• **Excerpt provided**
[start]

# TTF vs. OTT band tying to pouch?



## Jolly Roger

I notice that when ordering flat band sets from U.S. slingshot makers that the bands are all tied the same for TTF or OTT. That is with the tab on the outside of the pouch.

But when ordering from the UK across the pond, you must specify which band set you are ordering TTF or OTT. The difference being that the TTF band set is tied with the tab on the inside of the pouch. Watching the many band to pouch tying you tube videos points this out as well.

Are the slingshots or catapults made overseas different and require a different band to pouch tying method?

In answer to that stupid question, I have noticed that when using the standard U.S. bands there is a twist in the bands when shooting TTF. It probably makes no difference in accuracy since so many here in the U.S. light matches and cut cards anyway despite the slight twist in the bands with the tab tied on the outside for TTF.

Looking forward to the various responses from both sides of the big pond.


----------



## Ukprelude

I think it's simply the tiers preference where the tab ends up (inside or out to the pouch). of course ott bands must be horizontal to the pouch with 9 times out of 10 the tie end to the outside and with ttf the bands must run vertically to the pouch and same again I'd say it's going to be more popular with the tab to the outside, tab to the outside I think is easier so when you pinch the pouch the inside tabs don't get in the way. Below is a pic of a band set I bought and this is exactly how I tie however I have tied with tabs to the inside before but didn't prefer it as much as the tabs got in the way a little with the smaller pouch I had on.









Sent from my SM-G935F using Tapatalk


----------



## mattwalt

I prefer my tabs outside.


----------



## Jolly Roger

I prefer the tabs to the outside...............From reading posts here on the forum I was under the impression that tabs outside was the only acceptable way to do it.....Then I noticed when ordering a slingshot from the UK I was asked if I wanted TTF or OTT bands. I began watching you tube videos and tried a set of TTF UK bands and found that slight little twist in the bands was gone. Even had a non slingshot shooting friend point out the band twist to me and asked why it wasn't tied to be straight like the other set was. Just curious about all U.S. bands being tied the same but differentiated in the UK.


----------



## mattwalt

All the bands I've bought from the UK were tied tab outside. In fact only time I've seen tied inside was here on the forum. Twist for Ott and none for TTF...


----------



## Jolly Roger

Log on to one of the UK slingshot sights and notice that they ask TTF or OTT when ordering bands. Also the videos from gamekeeper john etc;. show videos of tying bands differently for the two applications. But U.S. companies all the bands are the same one size fits all.

[end]

• **Written exercise A**
List every distinct username that posted in the thread on tying slingshot bands to the pouch.
• **Written exercise B**
Using the thread on tying slingshot bands to the pouch, decide whether each statement agrees with it: (i) mattwalt says every band set bought from the UK was tied with the tab outside; (ii) Ukprelude has never tied bands with the tabs to the inside; (iii) Jolly Roger reports that U.S. slingshot makers tie bands differently for TTF and OTT. Answer yes or no for each, quoting the deciding words.
• **Written exercise C**
Reproduce the passage of the thread on tying slingshot bands to the pouch starting at "# TTF vs. OTT" and ending at "outside of the pouch.".

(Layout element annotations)
[start]

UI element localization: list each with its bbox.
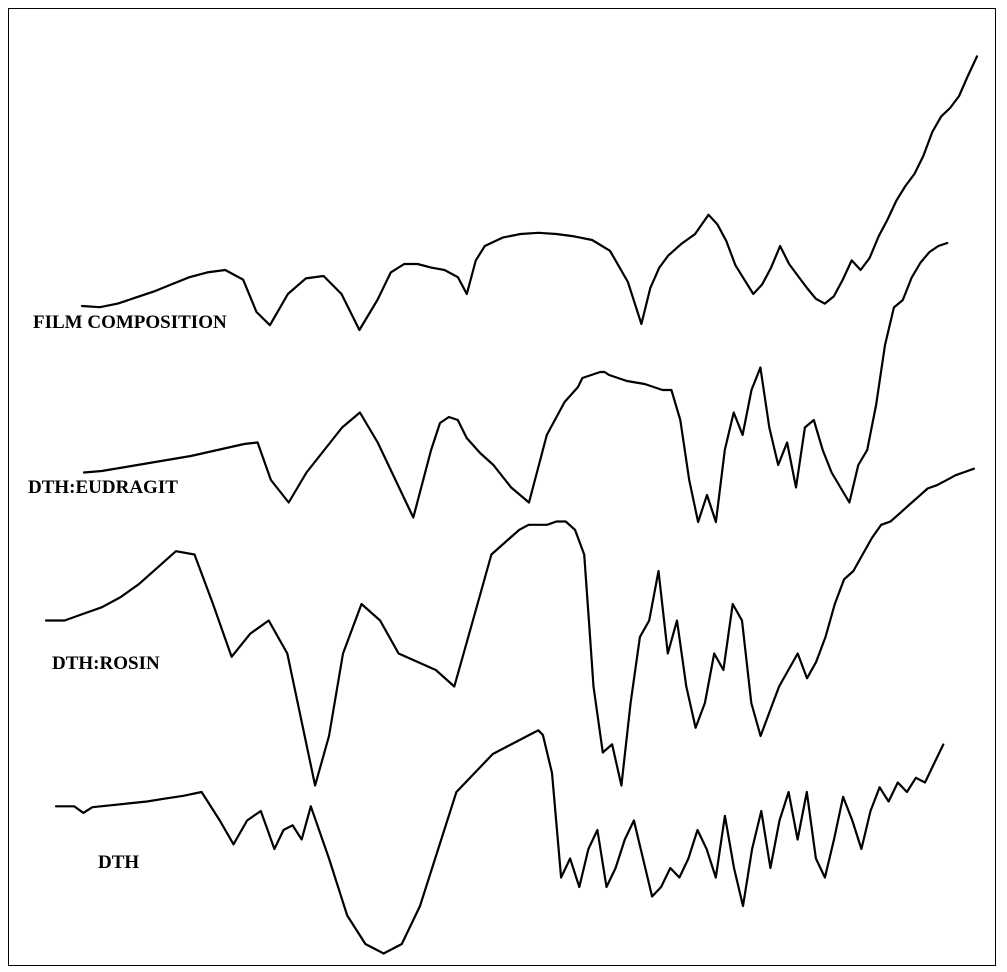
trace-dth-eudragit [82,241,949,524]
label-dth-rosin: DTH:ROSIN [52,653,160,674]
label-dth: DTH [98,852,139,873]
spectra-traces [44,55,979,955]
label-film-composition: FILM COMPOSITION [33,312,227,333]
trace-dth-rosin [44,467,976,787]
trace-film-composition [80,55,979,332]
chart-frame [8,8,996,966]
label-dth-eudragit: DTH:EUDRAGIT [28,477,178,498]
series-labels: FILM COMPOSITION DTH:EUDRAGIT DTH:ROSIN DTH [28,312,227,873]
trace-dth [54,729,945,955]
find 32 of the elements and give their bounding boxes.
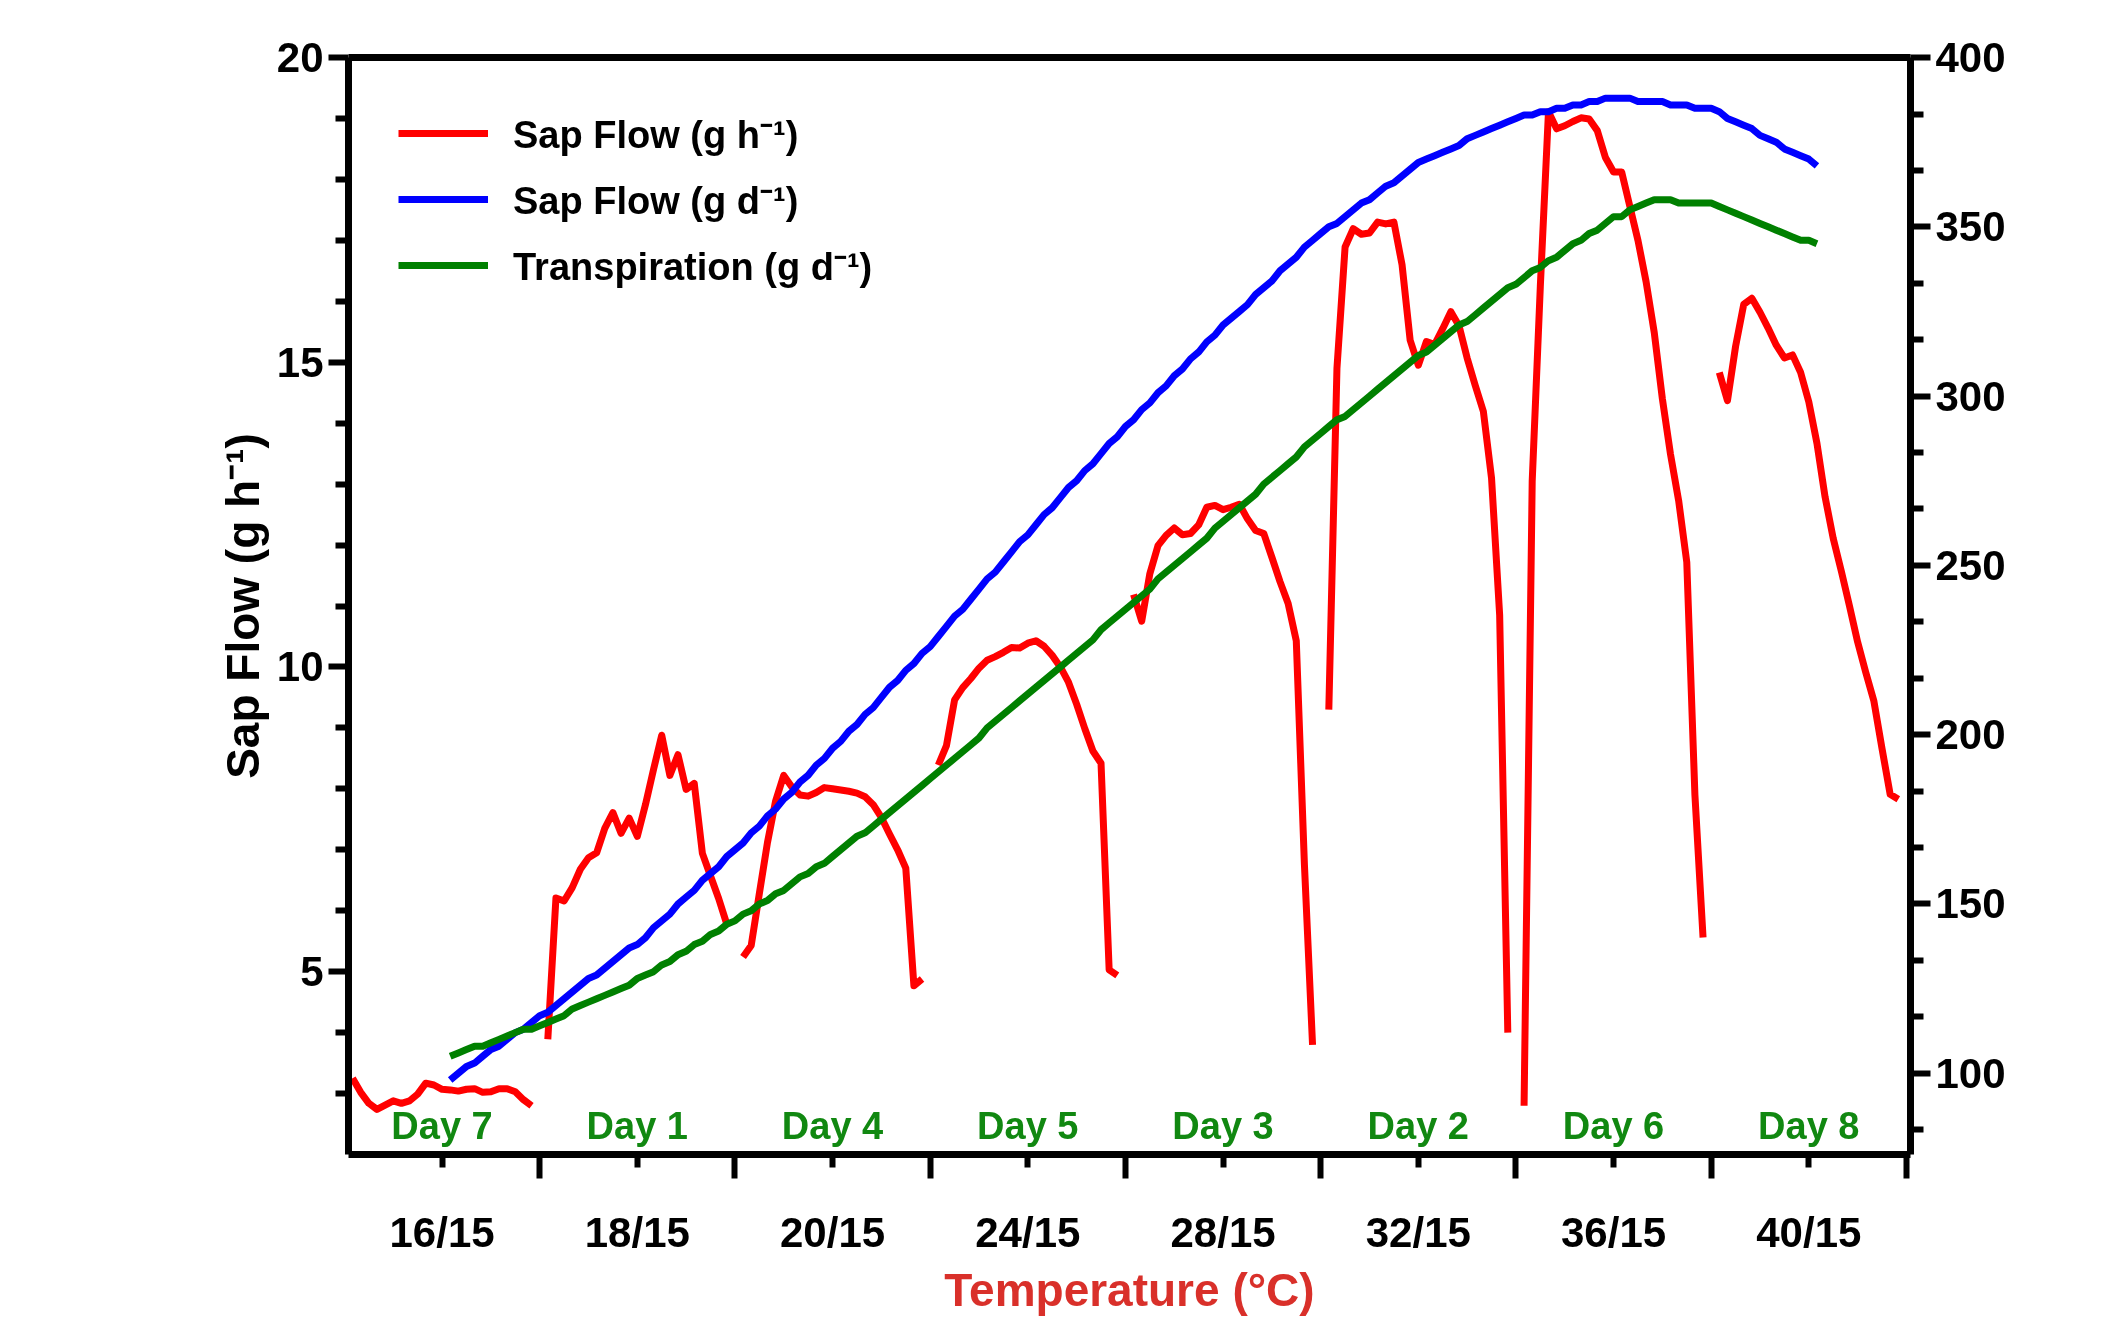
- annotation: Day 5: [977, 1104, 1079, 1147]
- legend-label: Sap Flow (g h⁻¹): [513, 113, 799, 158]
- y2-tick-label: 100: [1935, 1049, 2006, 1097]
- annotation: Day 2: [1367, 1104, 1470, 1147]
- y2-tick-label: 400: [1935, 34, 2006, 81]
- annotation: Day 8: [1758, 1104, 1860, 1147]
- x-tick-label: 32/15: [1365, 1208, 1471, 1256]
- y2-tick-label: 250: [1935, 541, 2006, 589]
- x-tick-label: 16/15: [389, 1208, 495, 1256]
- x-tick-label: 18/15: [584, 1208, 690, 1256]
- y-tick-label: 20: [276, 34, 324, 81]
- y-tick-label: 10: [276, 643, 324, 691]
- y-axis-title: Sap Flow (g h⁻¹): [216, 433, 269, 779]
- x-tick-label: 20/15: [780, 1208, 886, 1256]
- legend-label: Sap Flow (g d⁻¹): [513, 179, 799, 224]
- annotation: Day 6: [1562, 1104, 1665, 1147]
- x-tick-label: 36/15: [1561, 1208, 1667, 1256]
- annotation: Day 7: [391, 1104, 493, 1147]
- annotation: Day 1: [586, 1104, 689, 1147]
- y2-tick-label: 350: [1935, 203, 2006, 251]
- x-tick-label: 24/15: [975, 1208, 1081, 1256]
- legend-label: Transpiration (g d⁻¹): [513, 245, 873, 290]
- y-tick-label: 15: [276, 338, 324, 386]
- annotation: Day 4: [781, 1104, 884, 1147]
- x-axis-title: Temperature (°C): [944, 1263, 1315, 1316]
- y2-tick-label: 150: [1935, 880, 2006, 928]
- y2-tick-label: 300: [1935, 372, 2006, 420]
- y-tick-label: 5: [300, 948, 324, 996]
- y2-tick-label: 200: [1935, 711, 2006, 759]
- x-tick-label: 40/15: [1756, 1208, 1862, 1256]
- x-tick-label: 28/15: [1170, 1208, 1276, 1256]
- annotation: Day 3: [1172, 1104, 1274, 1147]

[end]

• **Written response A**
Jolly Roger, Ukprelude, mattwalt

• **Written response B**
(i) Yes: "All the bands I've bought from the UK were tied tab outside."
(ii) No: "I have tied with tabs to the inside before"
(iii) No: "the bands are all tied the same for TTF or OTT"

• **Written response C**
# TTF vs. OTT band tying to pouch?



## Jolly Roger

I notice that when ordering flat band sets from U.S. slingshot makers that the bands are all tied the same for TTF or OTT. That is with the tab on the outside of the pouch.